> _OBJECTIVE_:
Below are the records; collect from them each line containing the string "text".

> _SOURCE MATERIAL_:
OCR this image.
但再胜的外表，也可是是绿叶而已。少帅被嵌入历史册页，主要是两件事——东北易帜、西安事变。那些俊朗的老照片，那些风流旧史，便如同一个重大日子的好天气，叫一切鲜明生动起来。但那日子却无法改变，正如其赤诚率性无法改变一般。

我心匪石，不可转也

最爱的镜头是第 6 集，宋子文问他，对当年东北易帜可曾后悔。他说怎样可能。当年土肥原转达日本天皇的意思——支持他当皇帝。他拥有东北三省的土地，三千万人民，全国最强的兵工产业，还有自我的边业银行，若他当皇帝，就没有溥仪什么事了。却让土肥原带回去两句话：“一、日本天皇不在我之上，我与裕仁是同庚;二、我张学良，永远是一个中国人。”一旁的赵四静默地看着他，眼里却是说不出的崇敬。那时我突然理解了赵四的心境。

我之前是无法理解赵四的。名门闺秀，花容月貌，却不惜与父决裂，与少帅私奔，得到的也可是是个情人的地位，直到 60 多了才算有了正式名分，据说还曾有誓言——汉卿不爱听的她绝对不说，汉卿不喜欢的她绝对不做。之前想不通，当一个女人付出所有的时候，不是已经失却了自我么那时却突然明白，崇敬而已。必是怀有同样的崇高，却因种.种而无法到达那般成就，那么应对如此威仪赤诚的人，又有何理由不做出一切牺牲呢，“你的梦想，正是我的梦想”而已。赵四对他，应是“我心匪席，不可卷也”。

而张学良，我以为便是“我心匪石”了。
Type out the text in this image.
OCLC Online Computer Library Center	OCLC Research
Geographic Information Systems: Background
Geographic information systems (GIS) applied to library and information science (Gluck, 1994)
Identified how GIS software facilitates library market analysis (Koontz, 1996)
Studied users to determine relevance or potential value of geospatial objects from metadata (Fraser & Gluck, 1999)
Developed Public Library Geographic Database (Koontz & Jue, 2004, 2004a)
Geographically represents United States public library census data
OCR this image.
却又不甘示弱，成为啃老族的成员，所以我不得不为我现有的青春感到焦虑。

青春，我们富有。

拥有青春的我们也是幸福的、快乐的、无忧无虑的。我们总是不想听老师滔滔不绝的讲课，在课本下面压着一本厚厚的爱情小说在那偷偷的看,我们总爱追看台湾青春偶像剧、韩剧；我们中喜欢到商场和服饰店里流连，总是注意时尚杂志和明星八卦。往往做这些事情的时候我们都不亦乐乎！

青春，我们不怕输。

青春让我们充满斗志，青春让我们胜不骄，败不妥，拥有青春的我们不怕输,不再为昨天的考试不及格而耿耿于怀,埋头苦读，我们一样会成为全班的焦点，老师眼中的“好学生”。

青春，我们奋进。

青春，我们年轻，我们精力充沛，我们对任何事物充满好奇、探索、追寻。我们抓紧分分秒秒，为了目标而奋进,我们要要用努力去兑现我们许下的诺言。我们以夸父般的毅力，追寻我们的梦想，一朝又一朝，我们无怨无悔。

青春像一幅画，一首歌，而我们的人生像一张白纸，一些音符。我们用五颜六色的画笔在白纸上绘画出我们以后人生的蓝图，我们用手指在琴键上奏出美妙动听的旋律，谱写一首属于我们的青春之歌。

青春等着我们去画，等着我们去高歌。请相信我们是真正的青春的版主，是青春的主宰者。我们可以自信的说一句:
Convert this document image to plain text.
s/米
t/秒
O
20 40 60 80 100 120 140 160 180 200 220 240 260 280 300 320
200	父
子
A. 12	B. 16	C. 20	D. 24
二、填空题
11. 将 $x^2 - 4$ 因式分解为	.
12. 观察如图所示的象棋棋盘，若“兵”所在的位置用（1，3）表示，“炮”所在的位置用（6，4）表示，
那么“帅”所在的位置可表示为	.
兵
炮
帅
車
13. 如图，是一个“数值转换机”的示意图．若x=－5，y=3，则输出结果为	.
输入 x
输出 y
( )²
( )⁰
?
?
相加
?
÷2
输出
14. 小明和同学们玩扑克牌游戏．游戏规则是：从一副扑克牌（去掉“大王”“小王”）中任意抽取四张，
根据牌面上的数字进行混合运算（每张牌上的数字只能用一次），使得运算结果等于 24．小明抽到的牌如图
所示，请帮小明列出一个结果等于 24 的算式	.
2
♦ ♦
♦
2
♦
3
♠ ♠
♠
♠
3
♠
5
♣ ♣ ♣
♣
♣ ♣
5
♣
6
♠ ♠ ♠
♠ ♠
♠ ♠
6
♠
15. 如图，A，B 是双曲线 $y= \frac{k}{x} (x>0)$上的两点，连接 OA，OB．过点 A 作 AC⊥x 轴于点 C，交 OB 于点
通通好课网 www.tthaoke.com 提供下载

> _RESPONSE TO THE TASK_:
Type out the text in this image.
Convert this document image to plain text.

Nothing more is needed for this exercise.